Stored records:

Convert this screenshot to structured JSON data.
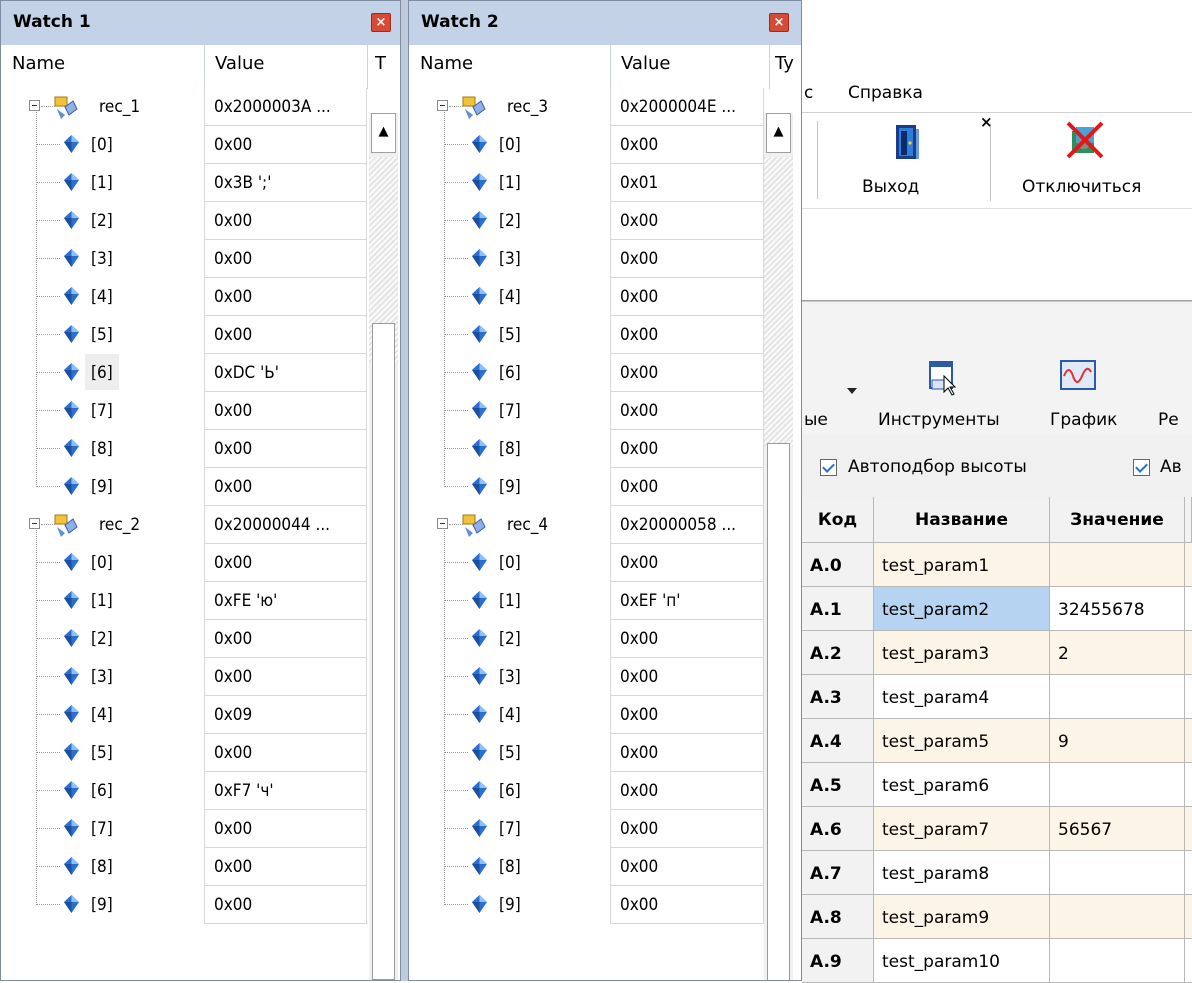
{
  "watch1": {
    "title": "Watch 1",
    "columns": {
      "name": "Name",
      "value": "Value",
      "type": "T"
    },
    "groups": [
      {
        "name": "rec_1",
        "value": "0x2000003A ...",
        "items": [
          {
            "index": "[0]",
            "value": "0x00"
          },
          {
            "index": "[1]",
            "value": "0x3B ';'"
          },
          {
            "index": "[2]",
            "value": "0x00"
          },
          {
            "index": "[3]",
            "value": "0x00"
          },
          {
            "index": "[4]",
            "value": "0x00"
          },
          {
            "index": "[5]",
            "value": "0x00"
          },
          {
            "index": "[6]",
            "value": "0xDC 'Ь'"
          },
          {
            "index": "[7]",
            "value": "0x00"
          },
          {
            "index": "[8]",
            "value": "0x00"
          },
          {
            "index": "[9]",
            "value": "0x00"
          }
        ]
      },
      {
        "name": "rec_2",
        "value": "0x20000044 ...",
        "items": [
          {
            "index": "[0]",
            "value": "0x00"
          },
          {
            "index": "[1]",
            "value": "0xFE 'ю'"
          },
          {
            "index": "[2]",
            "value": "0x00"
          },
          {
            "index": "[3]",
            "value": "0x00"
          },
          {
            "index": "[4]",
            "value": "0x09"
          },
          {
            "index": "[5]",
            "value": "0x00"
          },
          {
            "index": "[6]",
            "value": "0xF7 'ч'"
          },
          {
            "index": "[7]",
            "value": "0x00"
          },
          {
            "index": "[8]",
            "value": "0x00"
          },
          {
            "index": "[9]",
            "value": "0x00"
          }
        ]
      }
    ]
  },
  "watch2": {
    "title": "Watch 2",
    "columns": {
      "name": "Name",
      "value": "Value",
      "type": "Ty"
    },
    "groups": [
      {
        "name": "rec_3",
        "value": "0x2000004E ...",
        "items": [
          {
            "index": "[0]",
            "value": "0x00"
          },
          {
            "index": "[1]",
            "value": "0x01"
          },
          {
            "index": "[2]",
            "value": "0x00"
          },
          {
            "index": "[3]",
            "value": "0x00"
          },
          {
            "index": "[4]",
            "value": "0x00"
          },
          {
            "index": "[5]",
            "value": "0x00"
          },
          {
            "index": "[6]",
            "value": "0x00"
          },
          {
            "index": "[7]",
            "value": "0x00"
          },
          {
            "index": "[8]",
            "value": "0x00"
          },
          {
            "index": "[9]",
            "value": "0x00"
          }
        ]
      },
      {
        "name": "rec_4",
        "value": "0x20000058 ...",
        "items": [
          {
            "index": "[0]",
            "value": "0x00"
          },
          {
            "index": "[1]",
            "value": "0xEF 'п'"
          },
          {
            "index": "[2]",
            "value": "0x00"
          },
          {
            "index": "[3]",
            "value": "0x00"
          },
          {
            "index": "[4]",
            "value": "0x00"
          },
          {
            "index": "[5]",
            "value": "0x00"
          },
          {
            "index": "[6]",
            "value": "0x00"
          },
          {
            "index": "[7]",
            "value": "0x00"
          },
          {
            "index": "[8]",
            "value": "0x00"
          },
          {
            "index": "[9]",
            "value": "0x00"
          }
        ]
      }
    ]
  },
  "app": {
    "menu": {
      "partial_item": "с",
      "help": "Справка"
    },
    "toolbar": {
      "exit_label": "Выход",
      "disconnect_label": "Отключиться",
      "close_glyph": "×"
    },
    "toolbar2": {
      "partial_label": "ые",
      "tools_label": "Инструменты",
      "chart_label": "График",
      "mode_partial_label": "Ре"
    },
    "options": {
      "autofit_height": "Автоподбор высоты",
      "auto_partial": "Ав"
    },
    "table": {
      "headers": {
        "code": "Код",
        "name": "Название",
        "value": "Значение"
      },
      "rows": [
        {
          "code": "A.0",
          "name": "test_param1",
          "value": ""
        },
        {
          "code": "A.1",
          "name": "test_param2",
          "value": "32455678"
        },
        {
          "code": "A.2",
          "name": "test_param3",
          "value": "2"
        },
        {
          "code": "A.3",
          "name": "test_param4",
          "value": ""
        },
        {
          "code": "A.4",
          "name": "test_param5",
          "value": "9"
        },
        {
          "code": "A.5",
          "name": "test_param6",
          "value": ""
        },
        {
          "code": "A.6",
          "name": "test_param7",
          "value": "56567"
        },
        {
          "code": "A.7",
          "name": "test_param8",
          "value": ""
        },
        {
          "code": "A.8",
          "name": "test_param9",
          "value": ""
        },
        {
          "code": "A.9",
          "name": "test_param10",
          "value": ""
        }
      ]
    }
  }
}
---
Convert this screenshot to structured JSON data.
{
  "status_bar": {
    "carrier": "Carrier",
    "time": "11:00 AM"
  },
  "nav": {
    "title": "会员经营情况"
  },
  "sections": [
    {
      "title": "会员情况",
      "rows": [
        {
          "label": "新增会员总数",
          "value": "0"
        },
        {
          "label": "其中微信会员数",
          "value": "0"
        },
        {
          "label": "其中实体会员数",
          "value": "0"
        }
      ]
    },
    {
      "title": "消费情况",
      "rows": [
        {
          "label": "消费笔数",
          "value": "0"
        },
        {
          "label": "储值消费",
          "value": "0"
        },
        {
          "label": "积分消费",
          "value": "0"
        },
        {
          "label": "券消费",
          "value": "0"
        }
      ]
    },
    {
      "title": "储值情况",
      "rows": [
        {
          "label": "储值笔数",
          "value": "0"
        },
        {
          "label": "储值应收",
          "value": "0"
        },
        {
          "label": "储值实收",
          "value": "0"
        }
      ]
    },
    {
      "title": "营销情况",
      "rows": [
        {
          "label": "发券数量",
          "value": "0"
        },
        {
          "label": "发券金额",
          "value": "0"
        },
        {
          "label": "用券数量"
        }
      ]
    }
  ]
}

Exercise: Filter the records for lines holding the string "title". Copy each one.

Solution:
    "title": "Watch 1",
    "title": "Watch 2",
    "title": "会员经营情况"
      "title": "会员情况",
      "title": "消费情况",
      "title": "储值情况",
      "title": "营销情况",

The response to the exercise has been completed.